**RECORDS SUPPLIED:**

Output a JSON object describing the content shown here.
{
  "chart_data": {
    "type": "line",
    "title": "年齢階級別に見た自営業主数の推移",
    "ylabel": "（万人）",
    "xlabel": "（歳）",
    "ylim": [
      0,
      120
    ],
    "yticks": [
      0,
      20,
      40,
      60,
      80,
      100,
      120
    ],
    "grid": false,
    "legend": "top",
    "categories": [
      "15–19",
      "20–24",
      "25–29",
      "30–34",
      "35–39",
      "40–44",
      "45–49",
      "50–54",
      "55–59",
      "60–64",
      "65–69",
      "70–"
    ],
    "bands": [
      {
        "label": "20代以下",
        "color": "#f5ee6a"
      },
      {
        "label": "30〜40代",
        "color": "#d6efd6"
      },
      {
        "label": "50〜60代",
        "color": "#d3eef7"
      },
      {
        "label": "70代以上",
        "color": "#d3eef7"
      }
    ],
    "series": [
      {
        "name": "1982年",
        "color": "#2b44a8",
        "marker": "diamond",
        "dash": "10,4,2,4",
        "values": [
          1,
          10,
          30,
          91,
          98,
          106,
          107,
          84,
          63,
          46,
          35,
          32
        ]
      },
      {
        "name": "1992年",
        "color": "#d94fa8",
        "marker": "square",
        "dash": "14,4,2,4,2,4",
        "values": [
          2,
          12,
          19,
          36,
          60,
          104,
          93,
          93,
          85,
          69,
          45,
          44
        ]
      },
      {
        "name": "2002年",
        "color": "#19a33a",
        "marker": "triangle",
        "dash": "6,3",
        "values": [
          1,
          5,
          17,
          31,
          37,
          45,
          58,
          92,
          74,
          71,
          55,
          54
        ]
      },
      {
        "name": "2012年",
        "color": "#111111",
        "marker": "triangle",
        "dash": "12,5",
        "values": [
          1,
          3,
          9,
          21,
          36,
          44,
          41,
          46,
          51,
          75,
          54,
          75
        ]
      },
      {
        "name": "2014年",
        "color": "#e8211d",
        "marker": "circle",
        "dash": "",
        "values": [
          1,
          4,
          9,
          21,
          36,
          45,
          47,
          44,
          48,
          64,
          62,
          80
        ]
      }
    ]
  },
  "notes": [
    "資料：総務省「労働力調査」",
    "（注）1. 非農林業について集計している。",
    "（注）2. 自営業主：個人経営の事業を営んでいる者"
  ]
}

**TASK PROMPT:** Using the listing, collect all lines in which the string "name" is found.

**RESULT FOR THIS TASK:**
        "name": "1982年",
        "name": "1992年",
        "name": "2002年",
        "name": "2012年",
        "name": "2014年",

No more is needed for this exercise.